## PROVIDED RECORDS
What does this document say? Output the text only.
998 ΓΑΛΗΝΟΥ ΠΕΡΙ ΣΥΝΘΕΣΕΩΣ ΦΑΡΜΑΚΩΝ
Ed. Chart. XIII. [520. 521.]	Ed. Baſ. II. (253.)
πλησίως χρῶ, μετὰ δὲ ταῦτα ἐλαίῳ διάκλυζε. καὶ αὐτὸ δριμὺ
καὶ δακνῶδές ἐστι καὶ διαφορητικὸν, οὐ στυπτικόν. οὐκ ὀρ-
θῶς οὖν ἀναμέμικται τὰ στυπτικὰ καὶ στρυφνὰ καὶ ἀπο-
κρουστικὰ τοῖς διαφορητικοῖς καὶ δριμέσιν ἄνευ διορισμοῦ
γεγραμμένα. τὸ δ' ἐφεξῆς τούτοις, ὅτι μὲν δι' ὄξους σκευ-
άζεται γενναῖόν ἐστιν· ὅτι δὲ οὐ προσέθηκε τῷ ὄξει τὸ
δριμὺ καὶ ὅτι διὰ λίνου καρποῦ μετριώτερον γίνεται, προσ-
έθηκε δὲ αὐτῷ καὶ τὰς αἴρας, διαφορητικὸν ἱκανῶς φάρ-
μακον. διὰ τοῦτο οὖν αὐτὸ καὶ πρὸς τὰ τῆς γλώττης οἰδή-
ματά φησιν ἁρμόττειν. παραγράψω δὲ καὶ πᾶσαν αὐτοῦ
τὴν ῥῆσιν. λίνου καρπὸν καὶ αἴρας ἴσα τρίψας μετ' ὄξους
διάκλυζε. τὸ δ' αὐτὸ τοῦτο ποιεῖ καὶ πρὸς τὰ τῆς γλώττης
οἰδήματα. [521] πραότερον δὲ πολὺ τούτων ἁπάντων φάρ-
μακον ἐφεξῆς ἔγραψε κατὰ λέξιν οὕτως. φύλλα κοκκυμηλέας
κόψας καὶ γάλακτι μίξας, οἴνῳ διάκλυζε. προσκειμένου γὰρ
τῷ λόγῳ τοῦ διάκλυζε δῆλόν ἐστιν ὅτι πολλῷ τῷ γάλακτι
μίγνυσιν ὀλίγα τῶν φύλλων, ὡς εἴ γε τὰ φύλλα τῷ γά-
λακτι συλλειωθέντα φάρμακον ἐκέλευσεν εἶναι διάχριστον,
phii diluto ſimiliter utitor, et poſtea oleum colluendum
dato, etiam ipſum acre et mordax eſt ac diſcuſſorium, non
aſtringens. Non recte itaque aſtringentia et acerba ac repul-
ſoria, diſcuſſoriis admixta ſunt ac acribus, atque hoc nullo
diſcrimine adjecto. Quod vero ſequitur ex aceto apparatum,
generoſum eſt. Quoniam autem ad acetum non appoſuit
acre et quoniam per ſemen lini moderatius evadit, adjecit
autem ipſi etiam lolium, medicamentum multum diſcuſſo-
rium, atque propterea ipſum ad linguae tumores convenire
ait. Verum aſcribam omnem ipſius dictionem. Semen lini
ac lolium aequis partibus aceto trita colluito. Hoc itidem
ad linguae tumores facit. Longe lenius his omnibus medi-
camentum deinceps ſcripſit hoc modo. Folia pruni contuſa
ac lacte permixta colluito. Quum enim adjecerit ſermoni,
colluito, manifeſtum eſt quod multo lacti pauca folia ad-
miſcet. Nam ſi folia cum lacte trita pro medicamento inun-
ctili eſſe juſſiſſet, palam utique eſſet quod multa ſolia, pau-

## HOW TO COMPLETE THIS TASK
Could you write the whole listing out again, line for line?

## ANSWER FOR THE TASK
What does this document say? Output the text only.
998 ΓΑΛΗΝΟΥ ΠΕΡΙ ΣΥΝΘΕΣΕΩΣ ΦΑΡΜΑΚΩΝ
Ed. Chart. XIII. [520. 521.]	Ed. Baſ. II. (253.)
πλησίως χρῶ, μετὰ δὲ ταῦτα ἐλαίῳ διάκλυζε. καὶ αὐτὸ δριμὺ
καὶ δακνῶδές ἐστι καὶ διαφορητικὸν, οὐ στυπτικόν. οὐκ ὀρ-
θῶς οὖν ἀναμέμικται τὰ στυπτικὰ καὶ στρυφνὰ καὶ ἀπο-
κρουστικὰ τοῖς διαφορητικοῖς καὶ δριμέσιν ἄνευ διορισμοῦ
γεγραμμένα. τὸ δ' ἐφεξῆς τούτοις, ὅτι μὲν δι' ὄξους σκευ-
άζεται γενναῖόν ἐστιν· ὅτι δὲ οὐ προσέθηκε τῷ ὄξει τὸ
δριμὺ καὶ ὅτι διὰ λίνου καρποῦ μετριώτερον γίνεται, προσ-
έθηκε δὲ αὐτῷ καὶ τὰς αἴρας, διαφορητικὸν ἱκανῶς φάρ-
μακον. διὰ τοῦτο οὖν αὐτὸ καὶ πρὸς τὰ τῆς γλώττης οἰδή-
ματά φησιν ἁρμόττειν. παραγράψω δὲ καὶ πᾶσαν αὐτοῦ
τὴν ῥῆσιν. λίνου καρπὸν καὶ αἴρας ἴσα τρίψας μετ' ὄξους
διάκλυζε. τὸ δ' αὐτὸ τοῦτο ποιεῖ καὶ πρὸς τὰ τῆς γλώττης
οἰδήματα. [521] πραότερον δὲ πολὺ τούτων ἁπάντων φάρ-
μακον ἐφεξῆς ἔγραψε κατὰ λέξιν οὕτως. φύλλα κοκκυμηλέας
κόψας καὶ γάλακτι μίξας, οἴνῳ διάκλυζε. προσκειμένου γὰρ
τῷ λόγῳ τοῦ διάκλυζε δῆλόν ἐστιν ὅτι πολλῷ τῷ γάλακτι
μίγνυσιν ὀλίγα τῶν φύλλων, ὡς εἴ γε τὰ φύλλα τῷ γά-
λακτι συλλειωθέντα φάρμακον ἐκέλευσεν εἶναι διάχριστον,
phii diluto ſimiliter utitor, et poſtea oleum colluendum
dato, etiam ipſum acre et mordax eſt ac diſcuſſorium, non
aſtringens. Non recte itaque aſtringentia et acerba ac repul-
ſoria, diſcuſſoriis admixta ſunt ac acribus, atque hoc nullo
diſcrimine adjecto. Quod vero ſequitur ex aceto apparatum,
generoſum eſt. Quoniam autem ad acetum non appoſuit
acre et quoniam per ſemen lini moderatius evadit, adjecit
autem ipſi etiam lolium, medicamentum multum diſcuſſo-
rium, atque propterea ipſum ad linguae tumores convenire
ait. Verum aſcribam omnem ipſius dictionem. Semen lini
ac lolium aequis partibus aceto trita colluito. Hoc itidem
ad linguae tumores facit. Longe lenius his omnibus medi-
camentum deinceps ſcripſit hoc modo. Folia pruni contuſa
ac lacte permixta colluito. Quum enim adjecerit ſermoni,
colluito, manifeſtum eſt quod multo lacti pauca folia ad-
miſcet. Nam ſi folia cum lacte trita pro medicamento inun-
ctili eſſe juſſiſſet, palam utique eſſet quod multa ſolia, pau-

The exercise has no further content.